- **Short exercise**:
Can you write out all the lines word for word, with no pictures?

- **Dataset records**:
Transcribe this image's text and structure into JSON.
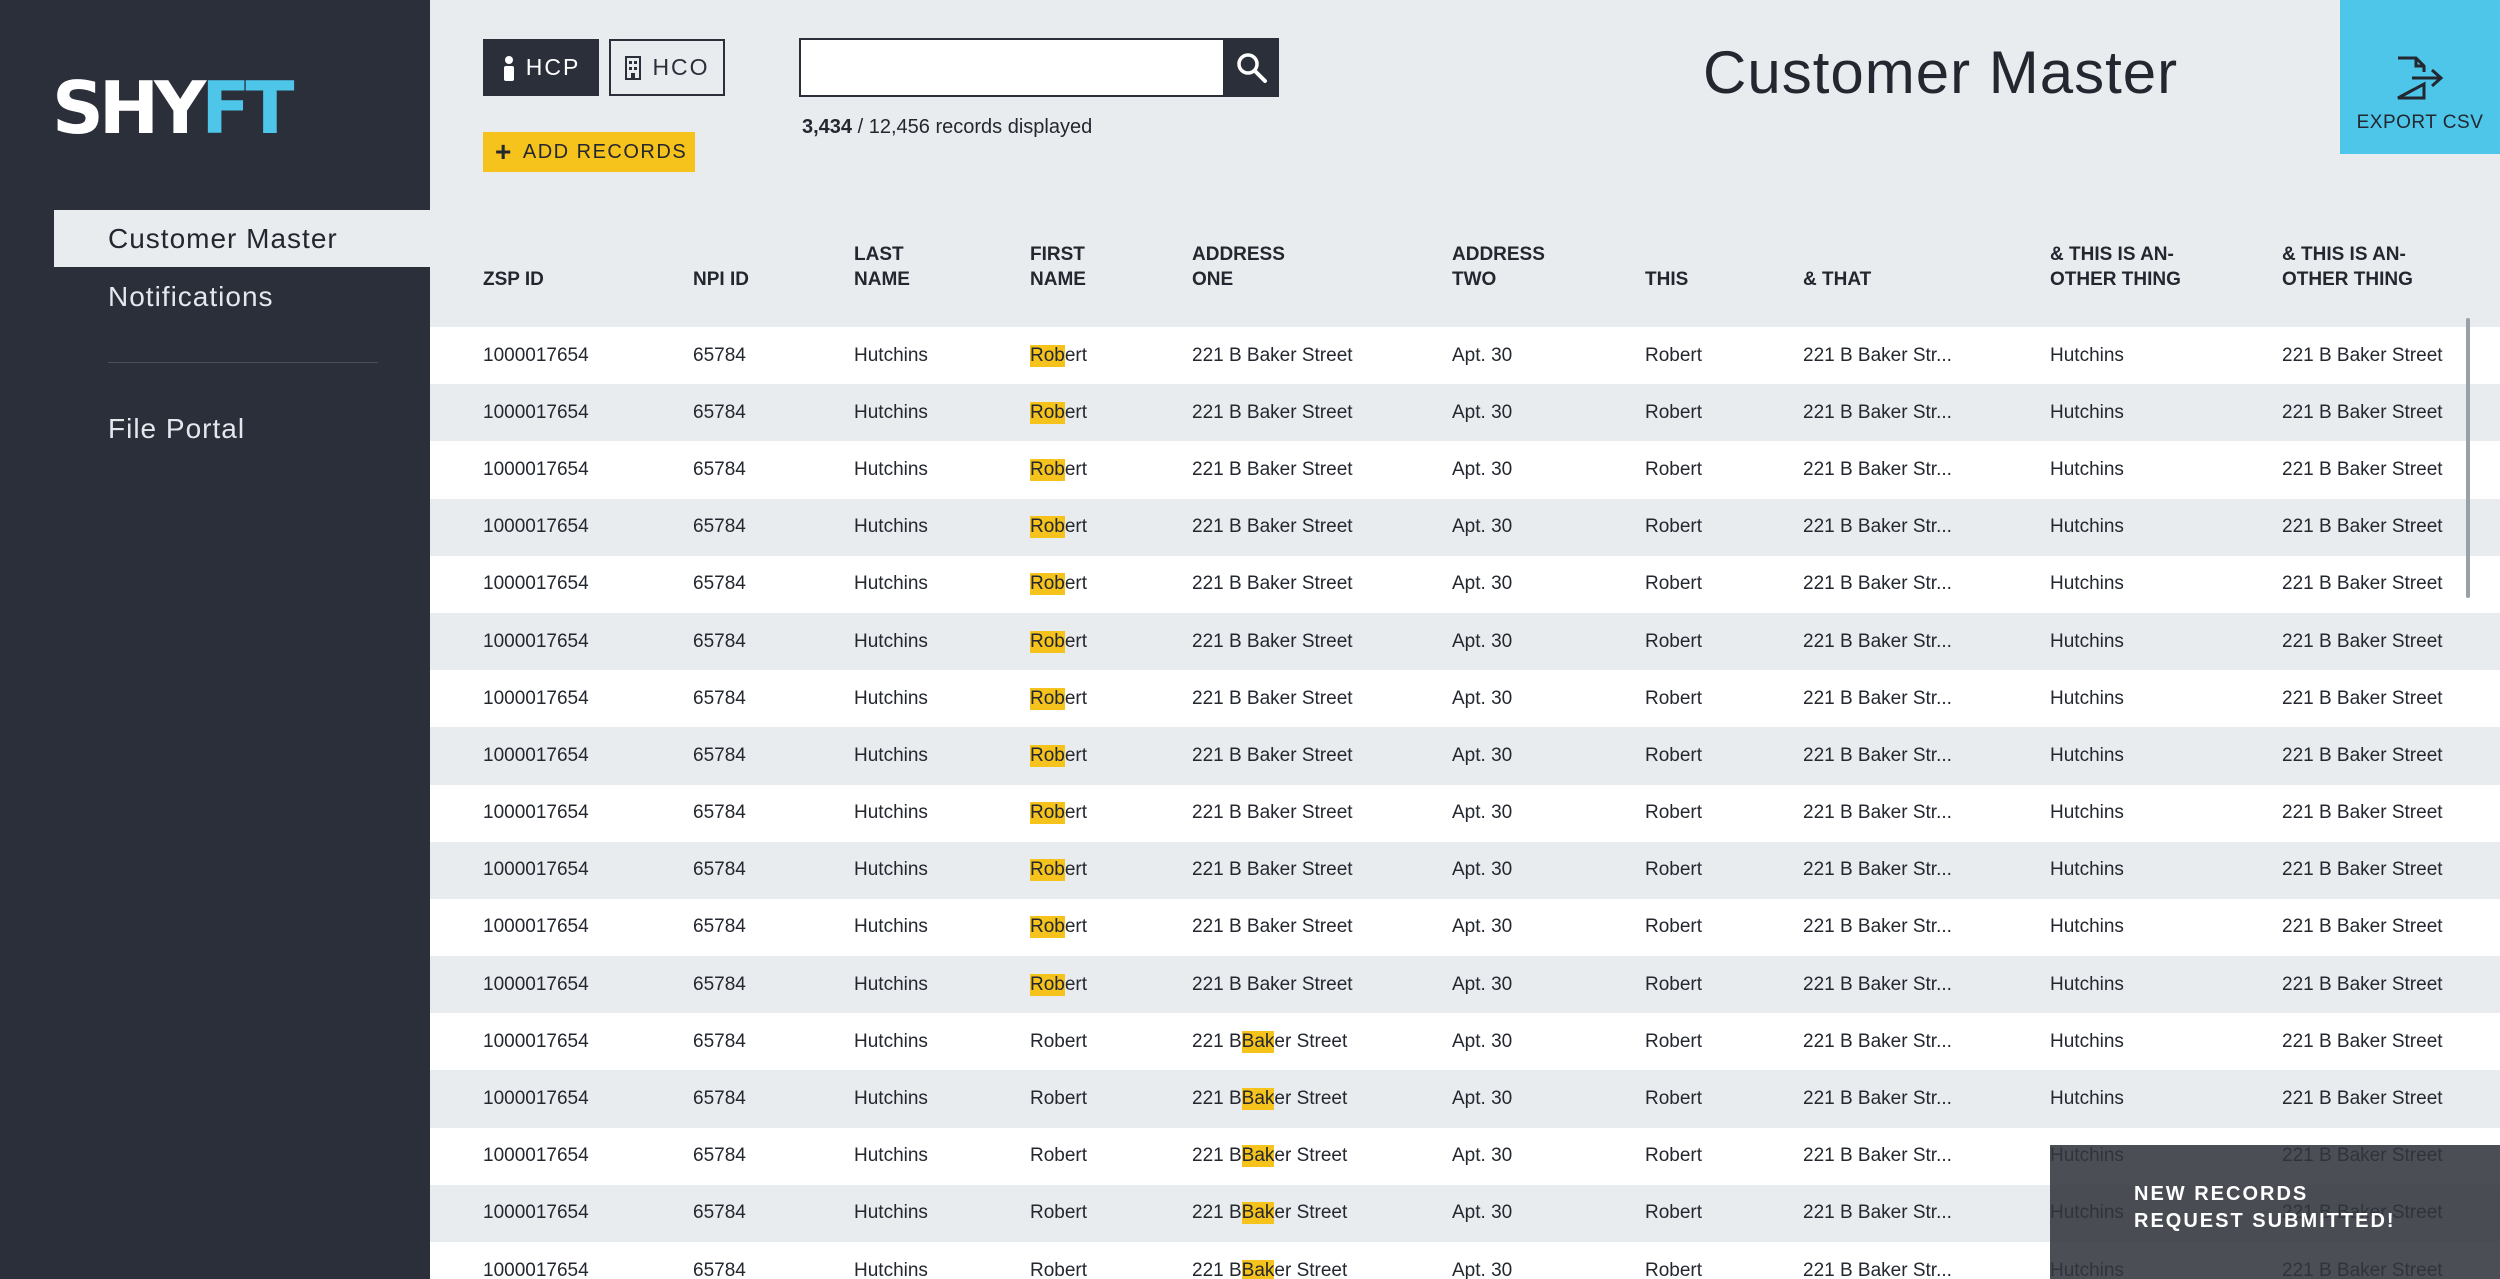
{
  "sidebar": {
    "logo": {
      "part1": "SHY",
      "part2": "FT"
    },
    "items": [
      {
        "label": "Customer Master",
        "active": true
      },
      {
        "label": "Notifications",
        "active": false
      },
      {
        "label": "File Portal",
        "active": false
      }
    ]
  },
  "toolbar": {
    "hcp_label": "HCP",
    "hco_label": "HCO",
    "add_label": "ADD RECORDS",
    "export_label": "EXPORT CSV"
  },
  "search": {
    "value": "",
    "placeholder": ""
  },
  "records": {
    "displayed": "3,434",
    "total": "/ 12,456 records displayed"
  },
  "page_title": "Customer Master",
  "table": {
    "headers": [
      {
        "line1": "",
        "line2": "ZSP ID"
      },
      {
        "line1": "",
        "line2": "NPI ID"
      },
      {
        "line1": "LAST",
        "line2": "NAME"
      },
      {
        "line1": "FIRST",
        "line2": "NAME"
      },
      {
        "line1": "ADDRESS",
        "line2": "ONE"
      },
      {
        "line1": "ADDRESS",
        "line2": "TWO"
      },
      {
        "line1": "",
        "line2": "THIS"
      },
      {
        "line1": "",
        "line2": "& THAT"
      },
      {
        "line1": "& THIS IS AN-",
        "line2": "OTHER THING"
      },
      {
        "line1": "& THIS IS AN-",
        "line2": "OTHER THING"
      }
    ],
    "rows": [
      [
        "1000017654",
        "65784",
        "Hutchins",
        "Robert",
        "221 B Baker Street",
        "Apt. 30",
        "Robert",
        "221 B Baker Str...",
        "Hutchins",
        "221 B Baker Street"
      ],
      [
        "1000017654",
        "65784",
        "Hutchins",
        "Robert",
        "221 B Baker Street",
        "Apt. 30",
        "Robert",
        "221 B Baker Str...",
        "Hutchins",
        "221 B Baker Street"
      ],
      [
        "1000017654",
        "65784",
        "Hutchins",
        "Robert",
        "221 B Baker Street",
        "Apt. 30",
        "Robert",
        "221 B Baker Str...",
        "Hutchins",
        "221 B Baker Street"
      ],
      [
        "1000017654",
        "65784",
        "Hutchins",
        "Robert",
        "221 B Baker Street",
        "Apt. 30",
        "Robert",
        "221 B Baker Str...",
        "Hutchins",
        "221 B Baker Street"
      ],
      [
        "1000017654",
        "65784",
        "Hutchins",
        "Robert",
        "221 B Baker Street",
        "Apt. 30",
        "Robert",
        "221 B Baker Str...",
        "Hutchins",
        "221 B Baker Street"
      ],
      [
        "1000017654",
        "65784",
        "Hutchins",
        "Robert",
        "221 B Baker Street",
        "Apt. 30",
        "Robert",
        "221 B Baker Str...",
        "Hutchins",
        "221 B Baker Street"
      ],
      [
        "1000017654",
        "65784",
        "Hutchins",
        "Robert",
        "221 B Baker Street",
        "Apt. 30",
        "Robert",
        "221 B Baker Str...",
        "Hutchins",
        "221 B Baker Street"
      ],
      [
        "1000017654",
        "65784",
        "Hutchins",
        "Robert",
        "221 B Baker Street",
        "Apt. 30",
        "Robert",
        "221 B Baker Str...",
        "Hutchins",
        "221 B Baker Street"
      ],
      [
        "1000017654",
        "65784",
        "Hutchins",
        "Robert",
        "221 B Baker Street",
        "Apt. 30",
        "Robert",
        "221 B Baker Str...",
        "Hutchins",
        "221 B Baker Street"
      ],
      [
        "1000017654",
        "65784",
        "Hutchins",
        "Robert",
        "221 B Baker Street",
        "Apt. 30",
        "Robert",
        "221 B Baker Str...",
        "Hutchins",
        "221 B Baker Street"
      ],
      [
        "1000017654",
        "65784",
        "Hutchins",
        "Robert",
        "221 B Baker Street",
        "Apt. 30",
        "Robert",
        "221 B Baker Str...",
        "Hutchins",
        "221 B Baker Street"
      ],
      [
        "1000017654",
        "65784",
        "Hutchins",
        "Robert",
        "221 B Baker Street",
        "Apt. 30",
        "Robert",
        "221 B Baker Str...",
        "Hutchins",
        "221 B Baker Street"
      ],
      [
        "1000017654",
        "65784",
        "Hutchins",
        "Robert",
        "221 B Baker Street",
        "Apt. 30",
        "Robert",
        "221 B Baker Str...",
        "Hutchins",
        "221 B Baker Street"
      ],
      [
        "1000017654",
        "65784",
        "Hutchins",
        "Robert",
        "221 B Baker Street",
        "Apt. 30",
        "Robert",
        "221 B Baker Str...",
        "Hutchins",
        "221 B Baker Street"
      ],
      [
        "1000017654",
        "65784",
        "Hutchins",
        "Robert",
        "221 B Baker Street",
        "Apt. 30",
        "Robert",
        "221 B Baker Str...",
        "Hutchins",
        "221 B Baker Street"
      ],
      [
        "1000017654",
        "65784",
        "Hutchins",
        "Robert",
        "221 B Baker Street",
        "Apt. 30",
        "Robert",
        "221 B Baker Str...",
        "Hutchins",
        "221 B Baker Street"
      ],
      [
        "1000017654",
        "65784",
        "Hutchins",
        "Robert",
        "221 B Baker Street",
        "Apt. 30",
        "Robert",
        "221 B Baker Str...",
        "Hutchins",
        "221 B Baker Street"
      ]
    ],
    "highlights": [
      {
        "rows": [
          0,
          1,
          2,
          3,
          4,
          5,
          6,
          7,
          8,
          9,
          10,
          11
        ],
        "column": 3,
        "match": "Rob"
      },
      {
        "rows": [
          12,
          13,
          14,
          15,
          16
        ],
        "column": 4,
        "match": "Bak"
      }
    ]
  },
  "toast": {
    "line1": "NEW RECORDS",
    "line2": "REQUEST SUBMITTED!"
  },
  "colors": {
    "sidebar_bg": "#2b2f3a",
    "page_bg": "#e9ecef",
    "accent_yellow": "#f6c21c",
    "accent_blue": "#4ec6ea"
  }
}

- **Completed task**:
Transcribe this image's text and structure into JSON.
{
  "sidebar": {
    "logo": {
      "part1": "SHY",
      "part2": "FT"
    },
    "items": [
      {
        "label": "Customer Master",
        "active": true
      },
      {
        "label": "Notifications",
        "active": false
      },
      {
        "label": "File Portal",
        "active": false
      }
    ]
  },
  "toolbar": {
    "hcp_label": "HCP",
    "hco_label": "HCO",
    "add_label": "ADD RECORDS",
    "export_label": "EXPORT CSV"
  },
  "search": {
    "value": "",
    "placeholder": ""
  },
  "records": {
    "displayed": "3,434",
    "total": "/ 12,456 records displayed"
  },
  "page_title": "Customer Master",
  "table": {
    "headers": [
      {
        "line1": "",
        "line2": "ZSP ID"
      },
      {
        "line1": "",
        "line2": "NPI ID"
      },
      {
        "line1": "LAST",
        "line2": "NAME"
      },
      {
        "line1": "FIRST",
        "line2": "NAME"
      },
      {
        "line1": "ADDRESS",
        "line2": "ONE"
      },
      {
        "line1": "ADDRESS",
        "line2": "TWO"
      },
      {
        "line1": "",
        "line2": "THIS"
      },
      {
        "line1": "",
        "line2": "& THAT"
      },
      {
        "line1": "& THIS IS AN-",
        "line2": "OTHER THING"
      },
      {
        "line1": "& THIS IS AN-",
        "line2": "OTHER THING"
      }
    ],
    "rows": [
      [
        "1000017654",
        "65784",
        "Hutchins",
        "Robert",
        "221 B Baker Street",
        "Apt. 30",
        "Robert",
        "221 B Baker Str...",
        "Hutchins",
        "221 B Baker Street"
      ],
      [
        "1000017654",
        "65784",
        "Hutchins",
        "Robert",
        "221 B Baker Street",
        "Apt. 30",
        "Robert",
        "221 B Baker Str...",
        "Hutchins",
        "221 B Baker Street"
      ],
      [
        "1000017654",
        "65784",
        "Hutchins",
        "Robert",
        "221 B Baker Street",
        "Apt. 30",
        "Robert",
        "221 B Baker Str...",
        "Hutchins",
        "221 B Baker Street"
      ],
      [
        "1000017654",
        "65784",
        "Hutchins",
        "Robert",
        "221 B Baker Street",
        "Apt. 30",
        "Robert",
        "221 B Baker Str...",
        "Hutchins",
        "221 B Baker Street"
      ],
      [
        "1000017654",
        "65784",
        "Hutchins",
        "Robert",
        "221 B Baker Street",
        "Apt. 30",
        "Robert",
        "221 B Baker Str...",
        "Hutchins",
        "221 B Baker Street"
      ],
      [
        "1000017654",
        "65784",
        "Hutchins",
        "Robert",
        "221 B Baker Street",
        "Apt. 30",
        "Robert",
        "221 B Baker Str...",
        "Hutchins",
        "221 B Baker Street"
      ],
      [
        "1000017654",
        "65784",
        "Hutchins",
        "Robert",
        "221 B Baker Street",
        "Apt. 30",
        "Robert",
        "221 B Baker Str...",
        "Hutchins",
        "221 B Baker Street"
      ],
      [
        "1000017654",
        "65784",
        "Hutchins",
        "Robert",
        "221 B Baker Street",
        "Apt. 30",
        "Robert",
        "221 B Baker Str...",
        "Hutchins",
        "221 B Baker Street"
      ],
      [
        "1000017654",
        "65784",
        "Hutchins",
        "Robert",
        "221 B Baker Street",
        "Apt. 30",
        "Robert",
        "221 B Baker Str...",
        "Hutchins",
        "221 B Baker Street"
      ],
      [
        "1000017654",
        "65784",
        "Hutchins",
        "Robert",
        "221 B Baker Street",
        "Apt. 30",
        "Robert",
        "221 B Baker Str...",
        "Hutchins",
        "221 B Baker Street"
      ],
      [
        "1000017654",
        "65784",
        "Hutchins",
        "Robert",
        "221 B Baker Street",
        "Apt. 30",
        "Robert",
        "221 B Baker Str...",
        "Hutchins",
        "221 B Baker Street"
      ],
      [
        "1000017654",
        "65784",
        "Hutchins",
        "Robert",
        "221 B Baker Street",
        "Apt. 30",
        "Robert",
        "221 B Baker Str...",
        "Hutchins",
        "221 B Baker Street"
      ],
      [
        "1000017654",
        "65784",
        "Hutchins",
        "Robert",
        "221 B Baker Street",
        "Apt. 30",
        "Robert",
        "221 B Baker Str...",
        "Hutchins",
        "221 B Baker Street"
      ],
      [
        "1000017654",
        "65784",
        "Hutchins",
        "Robert",
        "221 B Baker Street",
        "Apt. 30",
        "Robert",
        "221 B Baker Str...",
        "Hutchins",
        "221 B Baker Street"
      ],
      [
        "1000017654",
        "65784",
        "Hutchins",
        "Robert",
        "221 B Baker Street",
        "Apt. 30",
        "Robert",
        "221 B Baker Str...",
        "Hutchins",
        "221 B Baker Street"
      ],
      [
        "1000017654",
        "65784",
        "Hutchins",
        "Robert",
        "221 B Baker Street",
        "Apt. 30",
        "Robert",
        "221 B Baker Str...",
        "Hutchins",
        "221 B Baker Street"
      ],
      [
        "1000017654",
        "65784",
        "Hutchins",
        "Robert",
        "221 B Baker Street",
        "Apt. 30",
        "Robert",
        "221 B Baker Str...",
        "Hutchins",
        "221 B Baker Street"
      ]
    ],
    "highlights": [
      {
        "rows": [
          0,
          1,
          2,
          3,
          4,
          5,
          6,
          7,
          8,
          9,
          10,
          11
        ],
        "column": 3,
        "match": "Rob"
      },
      {
        "rows": [
          12,
          13,
          14,
          15,
          16
        ],
        "column": 4,
        "match": "Bak"
      }
    ]
  },
  "toast": {
    "line1": "NEW RECORDS",
    "line2": "REQUEST SUBMITTED!"
  },
  "colors": {
    "sidebar_bg": "#2b2f3a",
    "page_bg": "#e9ecef",
    "accent_yellow": "#f6c21c",
    "accent_blue": "#4ec6ea"
  }
}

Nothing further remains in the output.